Supplied entries:
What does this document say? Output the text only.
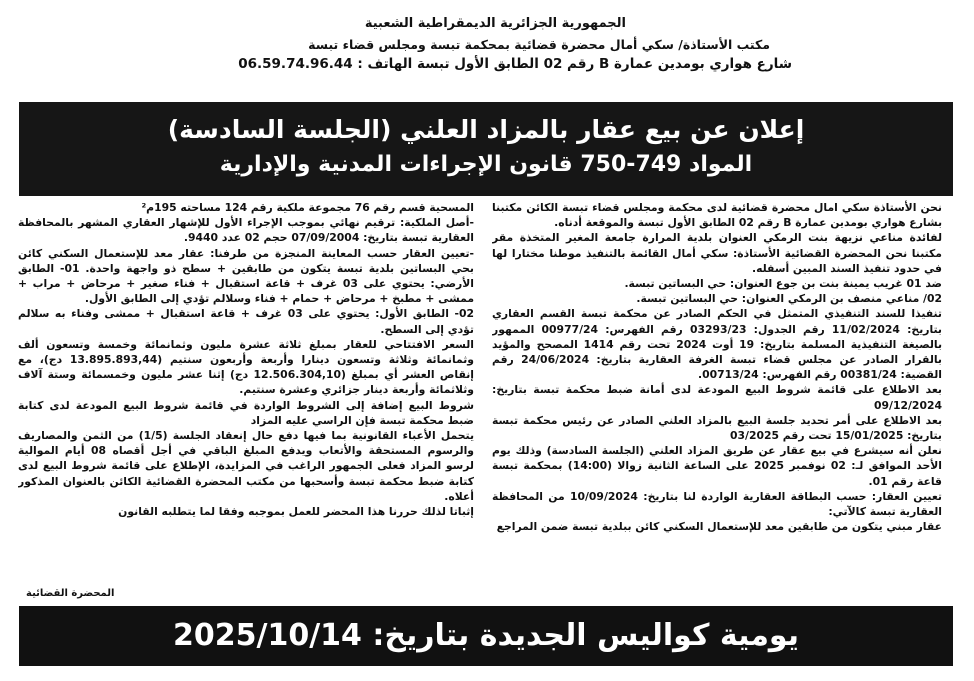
الجمهورية الجزائرية الديمقراطية الشعبية
مكتب الأستاذة/ سكي أمال محضرة قضائية بمحكمة تبسة ومجلس قضاء تبسة
شارع هواري بومدين عمارة B رقم 02 الطابق الأول تبسة الهاتف : 06.59.74.96.44
إعلان عن بيع عقار بالمزاد العلني (الجلسة السادسة)
المواد 749-750 قانون الإجراءات المدنية والإدارية

نحن الأستاذة سكي امال محضرة قضائية لدى محكمة ومجلس قضاء تبسة الكائن مكتبنا بشارع هواري بومدين عمارة B رقم 02 الطابق الأول تبسة والموقعة أدناه.

لفائدة مناعي نزيهة بنت الرمكي العنوان بلدية المرارة جامعة المغير المتخذة مقر مكتبنا نحن المحضرة القضائية الأستاذة: سكي أمال القائمة بالتنفيذ موطنا مختارا لها في حدود تنفيذ السند المبين أسفله.

ضد 01 غريب يمينة بنت بن جوع العنوان: حي البساتين تبسة.

02/ مناعي منصف بن الرمكي العنوان: حي البساتين تبسة.

تنفيذا للسند التنفيذي المتمثل في الحكم الصادر عن محكمة تبسة القسم العقاري بتاريخ: 11/02/2024 رقم الجدول: 03293/23 رقم الفهرس: 00977/24 الممهور بالصيغة التنفيذية المسلمة بتاريخ: 19 أوت 2024 تحت رقم 1414 المصحح والمؤيد بالقرار الصادر عن مجلس قضاء تبسة الغرفة العقارية بتاريخ: 24/06/2024 رقم القضية: 00381/24 رقم الفهرس: 00713/24.

بعد الاطلاع على قائمة شروط البيع المودعة لدى أمانة ضبط محكمة تبسة بتاريخ: 09/12/2024

بعد الاطلاع على أمر تحديد جلسة البيع بالمزاد العلني الصادر عن رئيس محكمة تبسة بتاريخ: 15/01/2025 تحت رقم 03/2025

نعلن أنه سيشرع في بيع عقار عن طريق المزاد العلني (الجلسة السادسة) وذلك يوم الأحد الموافق لـ: 02 نوفمبر 2025 على الساعة الثانية زوالا (14:00) بمحكمة تبسة قاعة رقم 01.

تعيين العقار: حسب البطاقة العقارية الواردة لنا بتاريخ: 10/09/2024 من المحافظة العقارية تبسة كالآتي:

عقار مبني يتكون من طابقين معد للإستعمال السكني كائن ببلدية تبسة ضمن المراجع

المسحية قسم رقم 76 مجموعة ملكية رقم 124 مساحته 195م²

-أصل الملكية: ترقيم نهائي بموجب الإجراء الأول للإشهار العقاري المشهر بالمحافظة العقارية تبسة بتاريخ: 07/09/2004 حجم 02 عدد 9440.

-تعيين العقار حسب المعاينة المنجزة من طرفنا: عقار معد للإستعمال السكني كائن بحي البساتين بلدية تبسة يتكون من طابقين + سطح ذو واجهة واحدة. 01- الطابق الأرضي: يحتوي على 03 غرف + قاعة استقبال + فناء صغير + مرحاض + مراب + ممشى + مطبخ + مرحاض + حمام + فناء وسلالم تؤدي إلى الطابق الأول.

02- الطابق الأول: يحتوي على 03 غرف + قاعة استقبال + ممشى وفناء به سلالم تؤدي إلى السطح.

السعر الافتتاحي للعقار بمبلغ ثلاثة عشرة مليون وثمانمائة وخمسة وتسعون ألف وثمانمائة وثلاثة وتسعون دينارا وأربعة وأربعون سنتيم (13.895.893,44 دج)، مع إنقاص العشر أي بمبلغ (12.506.304,10 دج) إثنا عشر مليون وخمسمائة وستة آلاف وثلاثمائة وأربعة دينار جزائري وعشرة سنتيم.

شروط البيع إضافة إلى الشروط الواردة في قائمة شروط البيع المودعة لدى كتابة ضبط محكمة تبسة فإن الراسي عليه المزاد

يتحمل الأعباء القانونية بما فيها دفع حال إنعقاد الجلسة (1/5) من الثمن والمصاريف والرسوم المستحقة والأتعاب ويدفع المبلغ الباقي في أجل أقصاه 08 أيام الموالية لرسو المزاد فعلى الجمهور الراغب في المزايدة، الإطلاع على قائمة شروط البيع لدى كتابة ضبط محكمة تبسة وأسحبها من مكتب المحضرة القضائية الكائن بالعنوان المذكور أعلاه.

إثباتا لذلك حررنا هذا المحضر للعمل بموجبه وفقا لما يتطلبه القانون

المحضرة القضائية
يومية كواليس الجديدة بتاريخ: 2025/10/14
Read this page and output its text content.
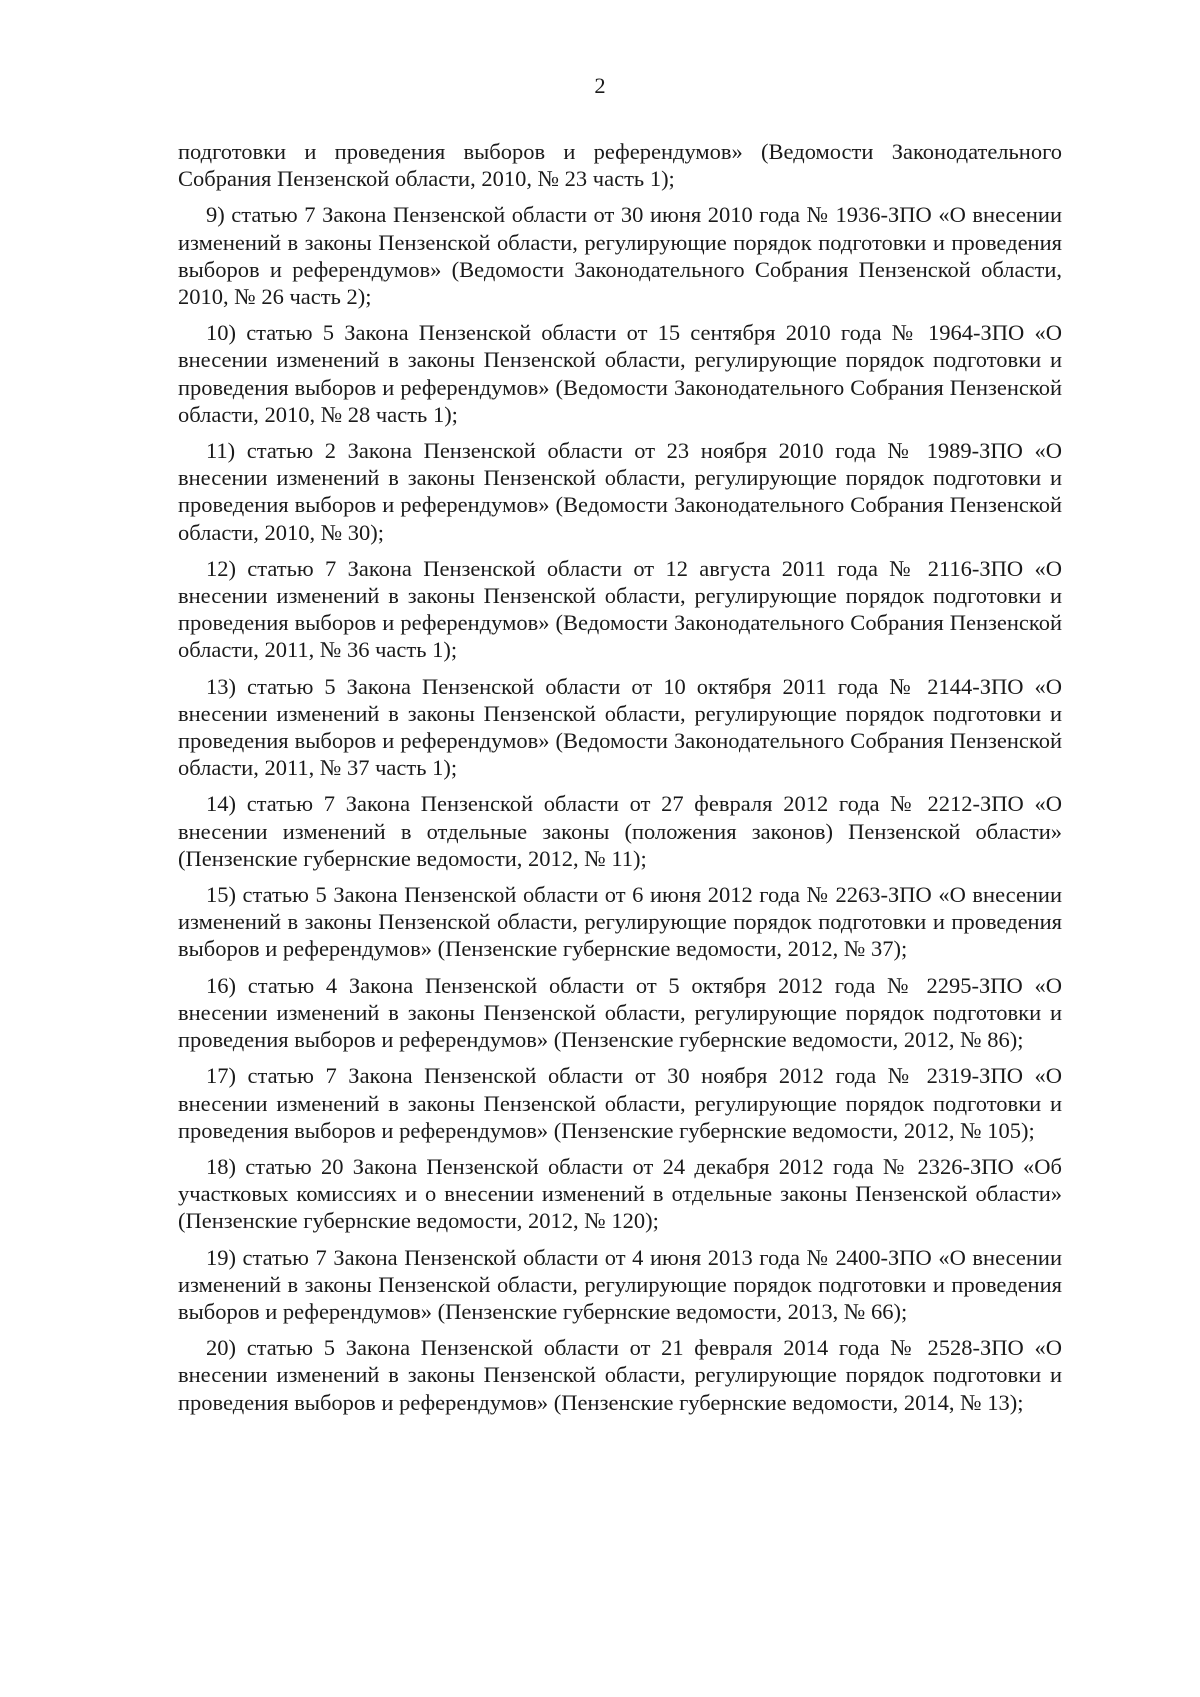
2

подготовки и проведения выборов и референдумов» (Ведомости Законодательного Собрания Пензенской области, 2010, № 23 часть 1);

9) статью 7 Закона Пензенской области от 30 июня 2010 года № 1936-ЗПО «О внесении изменений в законы Пензенской области, регулирующие порядок подготовки и проведения выборов и референдумов» (Ведомости Законодательного Собрания Пензенской области, 2010, № 26 часть 2);

10) статью 5 Закона Пензенской области от 15 сентября 2010 года № 1964-ЗПО «О внесении изменений в законы Пензенской области, регулирующие порядок подготовки и проведения выборов и референдумов» (Ведомости Законодательного Собрания Пензенской области, 2010, № 28 часть 1);

11) статью 2 Закона Пензенской области от 23 ноября 2010 года № 1989-ЗПО «О внесении изменений в законы Пензенской области, регулирующие порядок подготовки и проведения выборов и референдумов» (Ведомости Законодательного Собрания Пензенской области, 2010, № 30);

12) статью 7 Закона Пензенской области от 12 августа 2011 года № 2116-ЗПО «О внесении изменений в законы Пензенской области, регулирующие порядок подготовки и проведения выборов и референдумов» (Ведомости Законодательного Собрания Пензенской области, 2011, № 36 часть 1);

13) статью 5 Закона Пензенской области от 10 октября 2011 года № 2144-ЗПО «О внесении изменений в законы Пензенской области, регулирующие порядок подготовки и проведения выборов и референдумов» (Ведомости Законодательного Собрания Пензенской области, 2011, № 37 часть 1);

14) статью 7 Закона Пензенской области от 27 февраля 2012 года № 2212-ЗПО «О внесении изменений в отдельные законы (положения законов) Пензенской области» (Пензенские губернские ведомости, 2012, № 11);

15) статью 5 Закона Пензенской области от 6 июня 2012 года № 2263-ЗПО «О внесении изменений в законы Пензенской области, регулирующие порядок подготовки и проведения выборов и референдумов» (Пензенские губернские ведомости, 2012, № 37);

16) статью 4 Закона Пензенской области от 5 октября 2012 года № 2295-ЗПО «О внесении изменений в законы Пензенской области, регулирующие порядок подготовки и проведения выборов и референдумов» (Пензенские губернские ведомости, 2012, № 86);

17) статью 7 Закона Пензенской области от 30 ноября 2012 года № 2319-ЗПО «О внесении изменений в законы Пензенской области, регулирующие порядок подготовки и проведения выборов и референдумов» (Пензенские губернские ведомости, 2012, № 105);

18) статью 20 Закона Пензенской области от 24 декабря 2012 года № 2326-ЗПО «Об участковых комиссиях и о внесении изменений в отдельные законы Пензенской области» (Пензенские губернские ведомости, 2012, № 120);

19) статью 7 Закона Пензенской области от 4 июня 2013 года № 2400-ЗПО «О внесении изменений в законы Пензенской области, регулирующие порядок подготовки и проведения выборов и референдумов» (Пензенские губернские ведомости, 2013, № 66);

20) статью 5 Закона Пензенской области от 21 февраля 2014 года № 2528-ЗПО «О внесении изменений в законы Пензенской области, регулирующие порядок подготовки и проведения выборов и референдумов» (Пензенские губернские ведомости, 2014, № 13);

Exercise aim: Your task is to retype all the entries exactly and leave out any pictures.

Written solution:
What does this document say? Output the text only.
الجمهورية الجزائرية الديمقراطية الشعبية
مكتب الأستاذة/ سكي أمال محضرة قضائية بمحكمة تبسة ومجلس قضاء تبسة
شارع هواري بومدين عمارة B رقم 02 الطابق الأول تبسة الهاتف : 06.59.74.96.44
إعلان عن بيع عقار بالمزاد العلني (الجلسة السادسة)
المواد 749-750 قانون الإجراءات المدنية والإدارية

نحن الأستاذة سكي امال محضرة قضائية لدى محكمة ومجلس قضاء تبسة الكائن مكتبنا بشارع هواري بومدين عمارة B رقم 02 الطابق الأول تبسة والموقعة أدناه.

لفائدة مناعي نزيهة بنت الرمكي العنوان بلدية المرارة جامعة المغير المتخذة مقر مكتبنا نحن المحضرة القضائية الأستاذة: سكي أمال القائمة بالتنفيذ موطنا مختارا لها في حدود تنفيذ السند المبين أسفله.

ضد 01 غريب يمينة بنت بن جوع العنوان: حي البساتين تبسة.

02/ مناعي منصف بن الرمكي العنوان: حي البساتين تبسة.

تنفيذا للسند التنفيذي المتمثل في الحكم الصادر عن محكمة تبسة القسم العقاري بتاريخ: 11/02/2024 رقم الجدول: 03293/23 رقم الفهرس: 00977/24 الممهور بالصيغة التنفيذية المسلمة بتاريخ: 19 أوت 2024 تحت رقم 1414 المصحح والمؤيد بالقرار الصادر عن مجلس قضاء تبسة الغرفة العقارية بتاريخ: 24/06/2024 رقم القضية: 00381/24 رقم الفهرس: 00713/24.

بعد الاطلاع على قائمة شروط البيع المودعة لدى أمانة ضبط محكمة تبسة بتاريخ: 09/12/2024

بعد الاطلاع على أمر تحديد جلسة البيع بالمزاد العلني الصادر عن رئيس محكمة تبسة بتاريخ: 15/01/2025 تحت رقم 03/2025

نعلن أنه سيشرع في بيع عقار عن طريق المزاد العلني (الجلسة السادسة) وذلك يوم الأحد الموافق لـ: 02 نوفمبر 2025 على الساعة الثانية زوالا (14:00) بمحكمة تبسة قاعة رقم 01.

تعيين العقار: حسب البطاقة العقارية الواردة لنا بتاريخ: 10/09/2024 من المحافظة العقارية تبسة كالآتي:

عقار مبني يتكون من طابقين معد للإستعمال السكني كائن ببلدية تبسة ضمن المراجع

المسحية قسم رقم 76 مجموعة ملكية رقم 124 مساحته 195م²

-أصل الملكية: ترقيم نهائي بموجب الإجراء الأول للإشهار العقاري المشهر بالمحافظة العقارية تبسة بتاريخ: 07/09/2004 حجم 02 عدد 9440.

-تعيين العقار حسب المعاينة المنجزة من طرفنا: عقار معد للإستعمال السكني كائن بحي البساتين بلدية تبسة يتكون من طابقين + سطح ذو واجهة واحدة. 01- الطابق الأرضي: يحتوي على 03 غرف + قاعة استقبال + فناء صغير + مرحاض + مراب + ممشى + مطبخ + مرحاض + حمام + فناء وسلالم تؤدي إلى الطابق الأول.

02- الطابق الأول: يحتوي على 03 غرف + قاعة استقبال + ممشى وفناء به سلالم تؤدي إلى السطح.

السعر الافتتاحي للعقار بمبلغ ثلاثة عشرة مليون وثمانمائة وخمسة وتسعون ألف وثمانمائة وثلاثة وتسعون دينارا وأربعة وأربعون سنتيم (13.895.893,44 دج)، مع إنقاص العشر أي بمبلغ (12.506.304,10 دج) إثنا عشر مليون وخمسمائة وستة آلاف وثلاثمائة وأربعة دينار جزائري وعشرة سنتيم.

شروط البيع إضافة إلى الشروط الواردة في قائمة شروط البيع المودعة لدى كتابة ضبط محكمة تبسة فإن الراسي عليه المزاد

يتحمل الأعباء القانونية بما فيها دفع حال إنعقاد الجلسة (1/5) من الثمن والمصاريف والرسوم المستحقة والأتعاب ويدفع المبلغ الباقي في أجل أقصاه 08 أيام الموالية لرسو المزاد فعلى الجمهور الراغب في المزايدة، الإطلاع على قائمة شروط البيع لدى كتابة ضبط محكمة تبسة وأسحبها من مكتب المحضرة القضائية الكائن بالعنوان المذكور أعلاه.

إثباتا لذلك حررنا هذا المحضر للعمل بموجبه وفقا لما يتطلبه القانون

المحضرة القضائية
يومية كواليس الجديدة بتاريخ: 2025/10/14
Read this page and output its text content.
2

подготовки и проведения выборов и референдумов» (Ведомости Законодательного Собрания Пензенской области, 2010, № 23 часть 1);

9) статью 7 Закона Пензенской области от 30 июня 2010 года № 1936-ЗПО «О внесении изменений в законы Пензенской области, регулирующие порядок подготовки и проведения выборов и референдумов» (Ведомости Законодательного Собрания Пензенской области, 2010, № 26 часть 2);

10) статью 5 Закона Пензенской области от 15 сентября 2010 года № 1964-ЗПО «О внесении изменений в законы Пензенской области, регулирующие порядок подготовки и проведения выборов и референдумов» (Ведомости Законодательного Собрания Пензенской области, 2010, № 28 часть 1);

11) статью 2 Закона Пензенской области от 23 ноября 2010 года № 1989-ЗПО «О внесении изменений в законы Пензенской области, регулирующие порядок подготовки и проведения выборов и референдумов» (Ведомости Законодательного Собрания Пензенской области, 2010, № 30);

12) статью 7 Закона Пензенской области от 12 августа 2011 года № 2116-ЗПО «О внесении изменений в законы Пензенской области, регулирующие порядок подготовки и проведения выборов и референдумов» (Ведомости Законодательного Собрания Пензенской области, 2011, № 36 часть 1);

13) статью 5 Закона Пензенской области от 10 октября 2011 года № 2144-ЗПО «О внесении изменений в законы Пензенской области, регулирующие порядок подготовки и проведения выборов и референдумов» (Ведомости Законодательного Собрания Пензенской области, 2011, № 37 часть 1);

14) статью 7 Закона Пензенской области от 27 февраля 2012 года № 2212-ЗПО «О внесении изменений в отдельные законы (положения законов) Пензенской области» (Пензенские губернские ведомости, 2012, № 11);

15) статью 5 Закона Пензенской области от 6 июня 2012 года № 2263-ЗПО «О внесении изменений в законы Пензенской области, регулирующие порядок подготовки и проведения выборов и референдумов» (Пензенские губернские ведомости, 2012, № 37);

16) статью 4 Закона Пензенской области от 5 октября 2012 года № 2295-ЗПО «О внесении изменений в законы Пензенской области, регулирующие порядок подготовки и проведения выборов и референдумов» (Пензенские губернские ведомости, 2012, № 86);

17) статью 7 Закона Пензенской области от 30 ноября 2012 года № 2319-ЗПО «О внесении изменений в законы Пензенской области, регулирующие порядок подготовки и проведения выборов и референдумов» (Пензенские губернские ведомости, 2012, № 105);

18) статью 20 Закона Пензенской области от 24 декабря 2012 года № 2326-ЗПО «Об участковых комиссиях и о внесении изменений в отдельные законы Пензенской области» (Пензенские губернские ведомости, 2012, № 120);

19) статью 7 Закона Пензенской области от 4 июня 2013 года № 2400-ЗПО «О внесении изменений в законы Пензенской области, регулирующие порядок подготовки и проведения выборов и референдумов» (Пензенские губернские ведомости, 2013, № 66);

20) статью 5 Закона Пензенской области от 21 февраля 2014 года № 2528-ЗПО «О внесении изменений в законы Пензенской области, регулирующие порядок подготовки и проведения выборов и референдумов» (Пензенские губернские ведомости, 2014, № 13);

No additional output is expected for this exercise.